Text:
....

Jamie Fly and Matthew Kroenig, Washington Post: In January academic Matthew Kroenig, who served for one year as a strategic analyst in the office of the secretary of defense, claimed that the U.S. could militarily strike Iran without causing havoc and catastrophe in the region. His arguments were widely criticized and supported by the usual suspects. The executive director of the neoconservative Foreign Policy Initiative, Jamie M. Fly, was one hawk who disagreed with Kroenig, but only because Kroenig did not go far enough. This week the two penned an op-ed where they claimed that President Obama has offered Iran too many carrots. This was just days before the talks almost collapsed after the only “relief” the P5+1 offered was spare parts for Iranian aircraft that have suffered tremendously from sanctions. What do Fly and Kroenig think will help the negotiation process? More military threats:

Success in the Baghdad talks would mean starting a process that would halt Iran’s program rather than just buy more time for Tehran. To do so, the United States must not only lay out the curbs on Iran’s nuclear program that Washington would be willing to reward, but also clearly outline what advances in Iran’s nuclear program it would be compelled to punish with military force. This is the only way to prove to the Iranians that, as Obama has said, the window is indeed closing.

....

Exercise objective:
Decide whether each statement agrees with the passage, answering yes or no and quoting the words that settle it: 1. Kroenig spent one year as a strategic analyst in the office of the secretary of defense. 2. Fly disagreed with Kroenig because Kroenig went too far. 3. The P5+1 offered spare parts for Iranian aircraft as its only relief. The entries have nothing to do with the passage and can be set aside.

....

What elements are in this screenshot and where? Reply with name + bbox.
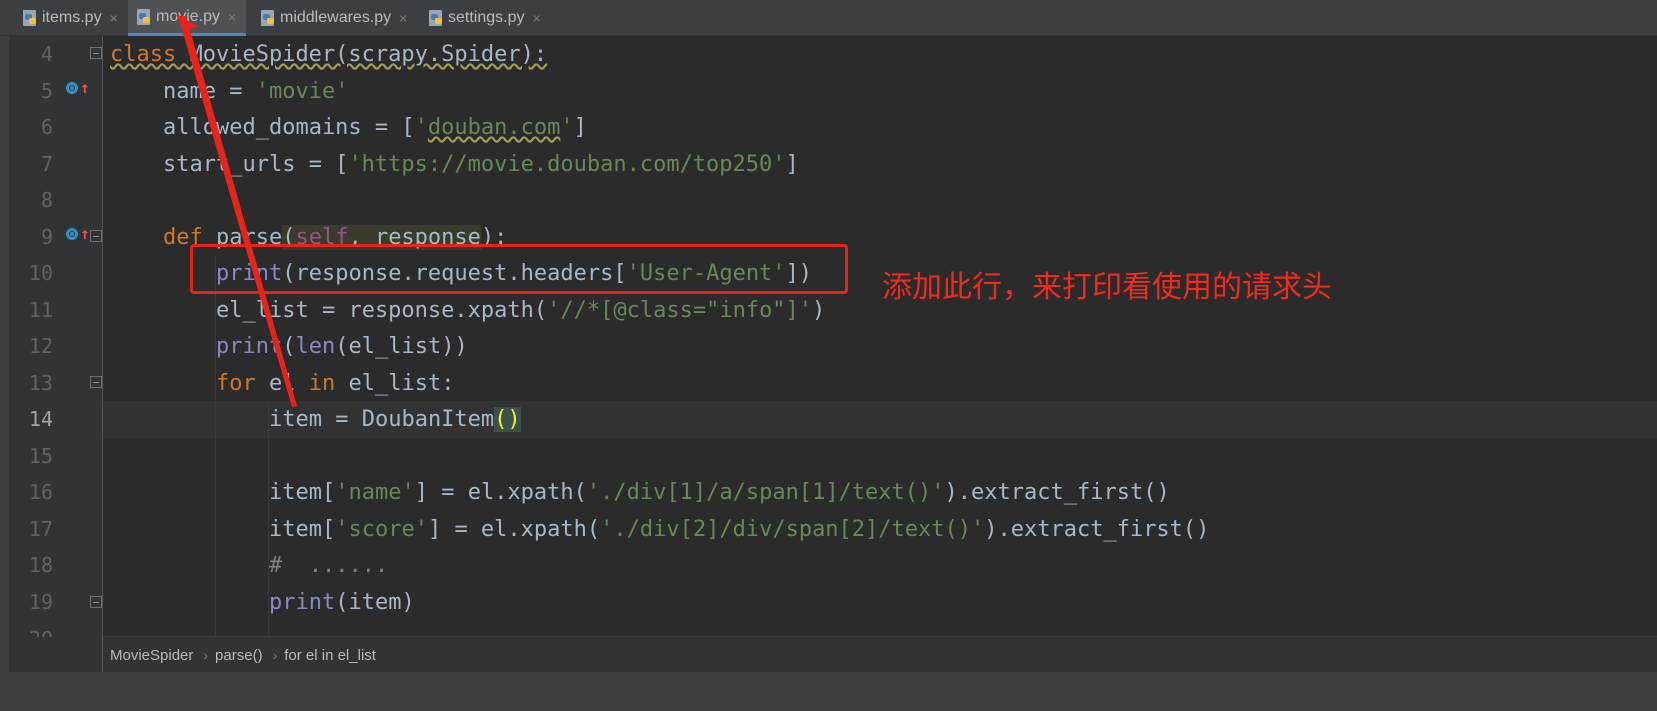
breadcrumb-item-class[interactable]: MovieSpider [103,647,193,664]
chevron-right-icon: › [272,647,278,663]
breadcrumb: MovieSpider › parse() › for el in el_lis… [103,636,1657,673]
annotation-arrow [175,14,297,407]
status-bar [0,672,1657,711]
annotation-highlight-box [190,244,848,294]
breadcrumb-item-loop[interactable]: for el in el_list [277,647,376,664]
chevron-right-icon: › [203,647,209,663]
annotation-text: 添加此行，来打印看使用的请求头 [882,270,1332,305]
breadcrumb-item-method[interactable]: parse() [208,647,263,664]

....

Solution below:
1. Yes: "who served for one year as a strategic analyst in the office of the secretary of defense"
2. No: "but only because Kroenig did not go far enough"
3. Yes: "the only “relief” the P5+1 offered was spare parts for Iranian aircraft"